Task requirements
Check every line for the word "text" and give the number of lines where it occurs, nothing else.

Records from a data collection

** BEGIN **

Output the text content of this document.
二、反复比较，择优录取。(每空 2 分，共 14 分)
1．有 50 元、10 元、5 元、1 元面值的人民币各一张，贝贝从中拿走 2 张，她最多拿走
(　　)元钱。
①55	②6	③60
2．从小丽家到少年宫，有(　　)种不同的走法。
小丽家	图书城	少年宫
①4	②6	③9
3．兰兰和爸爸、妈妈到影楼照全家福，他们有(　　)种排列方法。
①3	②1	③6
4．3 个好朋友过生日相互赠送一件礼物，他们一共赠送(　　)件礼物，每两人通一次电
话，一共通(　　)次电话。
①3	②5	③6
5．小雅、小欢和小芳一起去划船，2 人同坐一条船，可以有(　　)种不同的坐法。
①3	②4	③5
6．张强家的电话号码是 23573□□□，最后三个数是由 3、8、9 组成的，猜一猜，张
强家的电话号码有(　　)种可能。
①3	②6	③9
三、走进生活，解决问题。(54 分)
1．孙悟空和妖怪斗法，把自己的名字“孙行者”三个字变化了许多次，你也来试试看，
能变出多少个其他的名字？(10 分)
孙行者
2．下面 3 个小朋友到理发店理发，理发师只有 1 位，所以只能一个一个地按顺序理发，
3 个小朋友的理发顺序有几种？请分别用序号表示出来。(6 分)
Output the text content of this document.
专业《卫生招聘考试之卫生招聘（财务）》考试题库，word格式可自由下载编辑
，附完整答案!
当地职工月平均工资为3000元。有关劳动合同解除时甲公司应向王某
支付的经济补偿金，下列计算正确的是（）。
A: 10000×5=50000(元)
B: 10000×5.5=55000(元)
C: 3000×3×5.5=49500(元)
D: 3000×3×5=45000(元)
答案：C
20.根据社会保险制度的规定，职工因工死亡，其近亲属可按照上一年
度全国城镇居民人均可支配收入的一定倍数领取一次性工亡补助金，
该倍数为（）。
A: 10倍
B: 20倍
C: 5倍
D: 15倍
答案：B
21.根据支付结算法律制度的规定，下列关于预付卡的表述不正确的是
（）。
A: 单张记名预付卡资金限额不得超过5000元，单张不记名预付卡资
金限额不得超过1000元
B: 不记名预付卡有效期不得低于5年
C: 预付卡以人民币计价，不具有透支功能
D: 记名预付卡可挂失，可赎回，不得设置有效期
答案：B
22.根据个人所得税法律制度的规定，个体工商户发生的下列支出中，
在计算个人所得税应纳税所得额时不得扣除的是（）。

** END **
** BEGIN **

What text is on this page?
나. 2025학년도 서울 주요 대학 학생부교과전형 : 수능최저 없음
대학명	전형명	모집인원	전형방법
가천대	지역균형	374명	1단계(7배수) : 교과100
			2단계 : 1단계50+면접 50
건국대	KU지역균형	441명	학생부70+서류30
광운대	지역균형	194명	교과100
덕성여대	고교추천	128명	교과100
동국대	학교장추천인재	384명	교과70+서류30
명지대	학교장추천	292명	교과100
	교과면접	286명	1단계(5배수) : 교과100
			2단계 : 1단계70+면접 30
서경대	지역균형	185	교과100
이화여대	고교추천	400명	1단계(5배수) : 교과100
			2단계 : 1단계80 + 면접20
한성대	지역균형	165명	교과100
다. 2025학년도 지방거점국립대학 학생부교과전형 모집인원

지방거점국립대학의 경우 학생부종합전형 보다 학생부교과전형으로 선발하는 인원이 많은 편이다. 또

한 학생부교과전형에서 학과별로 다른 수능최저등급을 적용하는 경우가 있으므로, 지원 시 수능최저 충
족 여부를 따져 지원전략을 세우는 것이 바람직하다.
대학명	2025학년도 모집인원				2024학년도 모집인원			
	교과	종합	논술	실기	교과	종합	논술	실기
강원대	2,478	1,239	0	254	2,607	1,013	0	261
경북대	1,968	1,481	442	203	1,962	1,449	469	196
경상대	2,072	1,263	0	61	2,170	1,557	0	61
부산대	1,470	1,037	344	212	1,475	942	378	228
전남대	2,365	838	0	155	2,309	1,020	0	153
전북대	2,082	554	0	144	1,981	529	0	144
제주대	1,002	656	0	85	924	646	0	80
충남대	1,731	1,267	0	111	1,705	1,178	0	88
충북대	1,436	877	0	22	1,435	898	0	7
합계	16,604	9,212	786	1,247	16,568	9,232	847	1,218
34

** END **
** BEGIN **

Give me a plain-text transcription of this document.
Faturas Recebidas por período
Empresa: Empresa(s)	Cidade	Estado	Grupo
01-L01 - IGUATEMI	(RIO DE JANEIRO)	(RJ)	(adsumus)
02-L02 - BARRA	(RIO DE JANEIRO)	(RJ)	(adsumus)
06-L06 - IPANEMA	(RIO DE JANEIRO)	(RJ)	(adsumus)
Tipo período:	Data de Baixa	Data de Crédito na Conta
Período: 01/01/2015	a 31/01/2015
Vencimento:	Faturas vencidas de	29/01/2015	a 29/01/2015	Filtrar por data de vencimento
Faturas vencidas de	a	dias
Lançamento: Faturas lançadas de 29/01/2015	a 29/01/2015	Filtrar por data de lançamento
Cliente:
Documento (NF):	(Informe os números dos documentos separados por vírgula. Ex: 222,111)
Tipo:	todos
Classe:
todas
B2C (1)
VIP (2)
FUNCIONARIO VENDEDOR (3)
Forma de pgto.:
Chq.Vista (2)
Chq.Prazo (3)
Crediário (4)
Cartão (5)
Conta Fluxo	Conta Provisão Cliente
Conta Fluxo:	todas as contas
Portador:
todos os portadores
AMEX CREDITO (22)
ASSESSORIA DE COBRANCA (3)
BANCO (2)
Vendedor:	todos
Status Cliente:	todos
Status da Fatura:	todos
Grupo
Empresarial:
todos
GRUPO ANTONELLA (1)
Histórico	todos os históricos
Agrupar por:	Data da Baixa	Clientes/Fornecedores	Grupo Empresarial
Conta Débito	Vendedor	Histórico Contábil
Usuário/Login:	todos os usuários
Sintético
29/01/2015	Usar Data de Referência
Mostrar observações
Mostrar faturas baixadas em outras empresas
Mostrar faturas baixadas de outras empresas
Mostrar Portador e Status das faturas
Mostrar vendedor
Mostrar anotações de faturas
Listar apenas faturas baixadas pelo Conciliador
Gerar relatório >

** END **

Response to the task
4